▶ [Problem to solve]: All of the data below must be repeated exactly.
**** Data rows ****
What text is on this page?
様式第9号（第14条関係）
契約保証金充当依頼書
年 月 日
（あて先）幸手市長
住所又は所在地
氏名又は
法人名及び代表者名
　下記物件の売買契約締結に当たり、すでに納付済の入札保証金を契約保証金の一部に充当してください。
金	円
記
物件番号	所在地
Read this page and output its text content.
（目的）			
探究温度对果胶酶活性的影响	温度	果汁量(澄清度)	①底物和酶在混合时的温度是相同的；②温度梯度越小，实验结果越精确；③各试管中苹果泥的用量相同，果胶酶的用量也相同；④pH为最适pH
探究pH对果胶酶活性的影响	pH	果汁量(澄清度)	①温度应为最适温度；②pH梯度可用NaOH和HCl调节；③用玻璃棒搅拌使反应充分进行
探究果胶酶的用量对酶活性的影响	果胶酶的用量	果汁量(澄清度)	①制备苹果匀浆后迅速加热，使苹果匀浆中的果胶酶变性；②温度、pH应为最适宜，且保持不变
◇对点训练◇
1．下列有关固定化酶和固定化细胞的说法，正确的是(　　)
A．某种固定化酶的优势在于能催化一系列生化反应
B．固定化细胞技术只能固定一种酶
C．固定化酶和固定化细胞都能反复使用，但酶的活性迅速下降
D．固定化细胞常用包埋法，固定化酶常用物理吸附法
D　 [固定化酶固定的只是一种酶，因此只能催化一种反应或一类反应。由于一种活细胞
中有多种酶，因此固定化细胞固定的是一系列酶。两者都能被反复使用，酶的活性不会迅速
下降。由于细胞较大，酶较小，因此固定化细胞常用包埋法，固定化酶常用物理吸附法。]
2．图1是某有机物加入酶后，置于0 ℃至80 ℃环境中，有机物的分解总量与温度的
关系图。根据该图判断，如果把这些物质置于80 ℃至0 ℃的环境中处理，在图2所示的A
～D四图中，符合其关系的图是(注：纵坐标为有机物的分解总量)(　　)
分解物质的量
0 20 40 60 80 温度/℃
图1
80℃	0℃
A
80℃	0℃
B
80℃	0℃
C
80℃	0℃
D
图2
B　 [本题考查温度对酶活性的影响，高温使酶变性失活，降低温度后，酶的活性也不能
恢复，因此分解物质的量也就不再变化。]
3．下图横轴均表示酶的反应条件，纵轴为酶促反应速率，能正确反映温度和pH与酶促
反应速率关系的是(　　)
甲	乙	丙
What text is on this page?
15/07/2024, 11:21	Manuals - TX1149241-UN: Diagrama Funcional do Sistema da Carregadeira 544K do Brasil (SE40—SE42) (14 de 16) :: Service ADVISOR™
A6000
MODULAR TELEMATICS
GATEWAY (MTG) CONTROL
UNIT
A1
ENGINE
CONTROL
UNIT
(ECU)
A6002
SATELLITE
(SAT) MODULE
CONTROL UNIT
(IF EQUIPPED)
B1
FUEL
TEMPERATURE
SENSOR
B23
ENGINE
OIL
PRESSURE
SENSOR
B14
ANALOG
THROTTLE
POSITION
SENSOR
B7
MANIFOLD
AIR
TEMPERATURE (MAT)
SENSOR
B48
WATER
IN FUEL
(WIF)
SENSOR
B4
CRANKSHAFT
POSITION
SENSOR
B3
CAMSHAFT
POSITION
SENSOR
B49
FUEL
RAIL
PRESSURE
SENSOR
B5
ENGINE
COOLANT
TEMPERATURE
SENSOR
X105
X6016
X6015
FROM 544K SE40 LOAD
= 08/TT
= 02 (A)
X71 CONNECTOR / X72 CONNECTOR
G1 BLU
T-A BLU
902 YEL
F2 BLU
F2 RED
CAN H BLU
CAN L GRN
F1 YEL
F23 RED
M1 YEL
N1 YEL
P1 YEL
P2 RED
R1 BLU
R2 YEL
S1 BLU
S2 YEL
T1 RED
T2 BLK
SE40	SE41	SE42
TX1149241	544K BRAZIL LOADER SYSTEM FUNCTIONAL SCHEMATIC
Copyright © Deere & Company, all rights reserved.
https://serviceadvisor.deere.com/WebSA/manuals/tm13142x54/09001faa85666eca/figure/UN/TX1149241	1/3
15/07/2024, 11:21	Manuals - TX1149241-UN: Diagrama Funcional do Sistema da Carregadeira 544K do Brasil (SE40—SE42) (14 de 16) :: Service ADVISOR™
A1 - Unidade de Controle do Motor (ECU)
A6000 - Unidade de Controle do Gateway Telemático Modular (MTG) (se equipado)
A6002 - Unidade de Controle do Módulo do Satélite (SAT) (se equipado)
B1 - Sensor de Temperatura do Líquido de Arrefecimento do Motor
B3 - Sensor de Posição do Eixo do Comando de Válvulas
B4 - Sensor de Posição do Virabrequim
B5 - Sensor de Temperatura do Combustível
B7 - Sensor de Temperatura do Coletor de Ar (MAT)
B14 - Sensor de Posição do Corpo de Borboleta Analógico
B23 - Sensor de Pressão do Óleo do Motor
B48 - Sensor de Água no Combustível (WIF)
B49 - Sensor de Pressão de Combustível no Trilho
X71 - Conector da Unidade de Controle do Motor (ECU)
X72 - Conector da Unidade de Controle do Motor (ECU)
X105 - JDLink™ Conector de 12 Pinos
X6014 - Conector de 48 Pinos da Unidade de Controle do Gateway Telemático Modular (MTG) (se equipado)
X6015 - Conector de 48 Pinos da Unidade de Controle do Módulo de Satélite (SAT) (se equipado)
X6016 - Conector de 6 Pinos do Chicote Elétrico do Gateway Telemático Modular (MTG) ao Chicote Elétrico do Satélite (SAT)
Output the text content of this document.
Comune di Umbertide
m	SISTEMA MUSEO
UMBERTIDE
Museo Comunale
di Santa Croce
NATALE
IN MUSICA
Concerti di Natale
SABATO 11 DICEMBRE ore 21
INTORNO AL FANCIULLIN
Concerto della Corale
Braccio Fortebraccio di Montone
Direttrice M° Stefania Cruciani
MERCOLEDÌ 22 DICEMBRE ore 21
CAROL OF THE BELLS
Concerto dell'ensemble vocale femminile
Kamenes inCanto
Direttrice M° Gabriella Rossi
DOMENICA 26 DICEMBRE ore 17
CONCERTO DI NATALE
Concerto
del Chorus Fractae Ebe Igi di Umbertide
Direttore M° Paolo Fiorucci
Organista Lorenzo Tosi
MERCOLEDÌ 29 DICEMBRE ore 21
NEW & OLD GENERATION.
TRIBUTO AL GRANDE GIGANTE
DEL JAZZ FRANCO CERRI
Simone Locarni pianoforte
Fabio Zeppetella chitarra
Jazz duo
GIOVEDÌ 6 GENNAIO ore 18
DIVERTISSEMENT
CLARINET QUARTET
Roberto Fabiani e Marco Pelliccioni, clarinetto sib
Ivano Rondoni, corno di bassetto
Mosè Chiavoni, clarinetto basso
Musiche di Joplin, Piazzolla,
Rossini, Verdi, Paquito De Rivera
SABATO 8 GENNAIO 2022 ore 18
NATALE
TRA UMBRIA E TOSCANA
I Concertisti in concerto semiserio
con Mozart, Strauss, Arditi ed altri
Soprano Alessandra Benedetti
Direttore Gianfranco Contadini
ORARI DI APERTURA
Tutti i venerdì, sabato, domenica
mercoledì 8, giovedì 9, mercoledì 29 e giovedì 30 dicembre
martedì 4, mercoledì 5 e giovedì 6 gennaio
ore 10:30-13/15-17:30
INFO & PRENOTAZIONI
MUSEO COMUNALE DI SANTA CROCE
****
▶ [Response for this exercise]:
What text is on this page?
様式第9号（第14条関係）
契約保証金充当依頼書
年 月 日
（あて先）幸手市長
住所又は所在地
氏名又は
法人名及び代表者名
　下記物件の売買契約締結に当たり、すでに納付済の入札保証金を契約保証金の一部に充当してください。
金	円
記
物件番号	所在地
Read this page and output its text content.
（目的）			
探究温度对果胶酶活性的影响	温度	果汁量(澄清度)	①底物和酶在混合时的温度是相同的；②温度梯度越小，实验结果越精确；③各试管中苹果泥的用量相同，果胶酶的用量也相同；④pH为最适pH
探究pH对果胶酶活性的影响	pH	果汁量(澄清度)	①温度应为最适温度；②pH梯度可用NaOH和HCl调节；③用玻璃棒搅拌使反应充分进行
探究果胶酶的用量对酶活性的影响	果胶酶的用量	果汁量(澄清度)	①制备苹果匀浆后迅速加热，使苹果匀浆中的果胶酶变性；②温度、pH应为最适宜，且保持不变
◇对点训练◇
1．下列有关固定化酶和固定化细胞的说法，正确的是(　　)
A．某种固定化酶的优势在于能催化一系列生化反应
B．固定化细胞技术只能固定一种酶
C．固定化酶和固定化细胞都能反复使用，但酶的活性迅速下降
D．固定化细胞常用包埋法，固定化酶常用物理吸附法
D　 [固定化酶固定的只是一种酶，因此只能催化一种反应或一类反应。由于一种活细胞
中有多种酶，因此固定化细胞固定的是一系列酶。两者都能被反复使用，酶的活性不会迅速
下降。由于细胞较大，酶较小，因此固定化细胞常用包埋法，固定化酶常用物理吸附法。]
2．图1是某有机物加入酶后，置于0 ℃至80 ℃环境中，有机物的分解总量与温度的
关系图。根据该图判断，如果把这些物质置于80 ℃至0 ℃的环境中处理，在图2所示的A
～D四图中，符合其关系的图是(注：纵坐标为有机物的分解总量)(　　)
分解物质的量
0 20 40 60 80 温度/℃
图1
80℃	0℃
A
80℃	0℃
B
80℃	0℃
C
80℃	0℃
D
图2
B　 [本题考查温度对酶活性的影响，高温使酶变性失活，降低温度后，酶的活性也不能
恢复，因此分解物质的量也就不再变化。]
3．下图横轴均表示酶的反应条件，纵轴为酶促反应速率，能正确反映温度和pH与酶促
反应速率关系的是(　　)
甲	乙	丙
What text is on this page?
15/07/2024, 11:21	Manuals - TX1149241-UN: Diagrama Funcional do Sistema da Carregadeira 544K do Brasil (SE40—SE42) (14 de 16) :: Service ADVISOR™
A6000
MODULAR TELEMATICS
GATEWAY (MTG) CONTROL
UNIT
A1
ENGINE
CONTROL
UNIT
(ECU)
A6002
SATELLITE
(SAT) MODULE
CONTROL UNIT
(IF EQUIPPED)
B1
FUEL
TEMPERATURE
SENSOR
B23
ENGINE
OIL
PRESSURE
SENSOR
B14
ANALOG
THROTTLE
POSITION
SENSOR
B7
MANIFOLD
AIR
TEMPERATURE (MAT)
SENSOR
B48
WATER
IN FUEL
(WIF)
SENSOR
B4
CRANKSHAFT
POSITION
SENSOR
B3
CAMSHAFT
POSITION
SENSOR
B49
FUEL
RAIL
PRESSURE
SENSOR
B5
ENGINE
COOLANT
TEMPERATURE
SENSOR
X105
X6016
X6015
FROM 544K SE40 LOAD
= 08/TT
= 02 (A)
X71 CONNECTOR / X72 CONNECTOR
G1 BLU
T-A BLU
902 YEL
F2 BLU
F2 RED
CAN H BLU
CAN L GRN
F1 YEL
F23 RED
M1 YEL
N1 YEL
P1 YEL
P2 RED
R1 BLU
R2 YEL
S1 BLU
S2 YEL
T1 RED
T2 BLK
SE40	SE41	SE42
TX1149241	544K BRAZIL LOADER SYSTEM FUNCTIONAL SCHEMATIC
Copyright © Deere & Company, all rights reserved.
https://serviceadvisor.deere.com/WebSA/manuals/tm13142x54/09001faa85666eca/figure/UN/TX1149241	1/3
15/07/2024, 11:21	Manuals - TX1149241-UN: Diagrama Funcional do Sistema da Carregadeira 544K do Brasil (SE40—SE42) (14 de 16) :: Service ADVISOR™
A1 - Unidade de Controle do Motor (ECU)
A6000 - Unidade de Controle do Gateway Telemático Modular (MTG) (se equipado)
A6002 - Unidade de Controle do Módulo do Satélite (SAT) (se equipado)
B1 - Sensor de Temperatura do Líquido de Arrefecimento do Motor
B3 - Sensor de Posição do Eixo do Comando de Válvulas
B4 - Sensor de Posição do Virabrequim
B5 - Sensor de Temperatura do Combustível
B7 - Sensor de Temperatura do Coletor de Ar (MAT)
B14 - Sensor de Posição do Corpo de Borboleta Analógico
B23 - Sensor de Pressão do Óleo do Motor
B48 - Sensor de Água no Combustível (WIF)
B49 - Sensor de Pressão de Combustível no Trilho
X71 - Conector da Unidade de Controle do Motor (ECU)
X72 - Conector da Unidade de Controle do Motor (ECU)
X105 - JDLink™ Conector de 12 Pinos
X6014 - Conector de 48 Pinos da Unidade de Controle do Gateway Telemático Modular (MTG) (se equipado)
X6015 - Conector de 48 Pinos da Unidade de Controle do Módulo de Satélite (SAT) (se equipado)
X6016 - Conector de 6 Pinos do Chicote Elétrico do Gateway Telemático Modular (MTG) ao Chicote Elétrico do Satélite (SAT)
Output the text content of this document.
Comune di Umbertide
m	SISTEMA MUSEO
UMBERTIDE
Museo Comunale
di Santa Croce
NATALE
IN MUSICA
Concerti di Natale
SABATO 11 DICEMBRE ore 21
INTORNO AL FANCIULLIN
Concerto della Corale
Braccio Fortebraccio di Montone
Direttrice M° Stefania Cruciani
MERCOLEDÌ 22 DICEMBRE ore 21
CAROL OF THE BELLS
Concerto dell'ensemble vocale femminile
Kamenes inCanto
Direttrice M° Gabriella Rossi
DOMENICA 26 DICEMBRE ore 17
CONCERTO DI NATALE
Concerto
del Chorus Fractae Ebe Igi di Umbertide
Direttore M° Paolo Fiorucci
Organista Lorenzo Tosi
MERCOLEDÌ 29 DICEMBRE ore 21
NEW & OLD GENERATION.
TRIBUTO AL GRANDE GIGANTE
DEL JAZZ FRANCO CERRI
Simone Locarni pianoforte
Fabio Zeppetella chitarra
Jazz duo
GIOVEDÌ 6 GENNAIO ore 18
DIVERTISSEMENT
CLARINET QUARTET
Roberto Fabiani e Marco Pelliccioni, clarinetto sib
Ivano Rondoni, corno di bassetto
Mosè Chiavoni, clarinetto basso
Musiche di Joplin, Piazzolla,
Rossini, Verdi, Paquito De Rivera
SABATO 8 GENNAIO 2022 ore 18
NATALE
TRA UMBRIA E TOSCANA
I Concertisti in concerto semiserio
con Mozart, Strauss, Arditi ed altri
Soprano Alessandra Benedetti
Direttore Gianfranco Contadini
ORARI DI APERTURA
Tutti i venerdì, sabato, domenica
mercoledì 8, giovedì 9, mercoledì 29 e giovedì 30 dicembre
martedì 4, mercoledì 5 e giovedì 6 gennaio
ore 10:30-13/15-17:30
INFO & PRENOTAZIONI
MUSEO COMUNALE DI SANTA CROCE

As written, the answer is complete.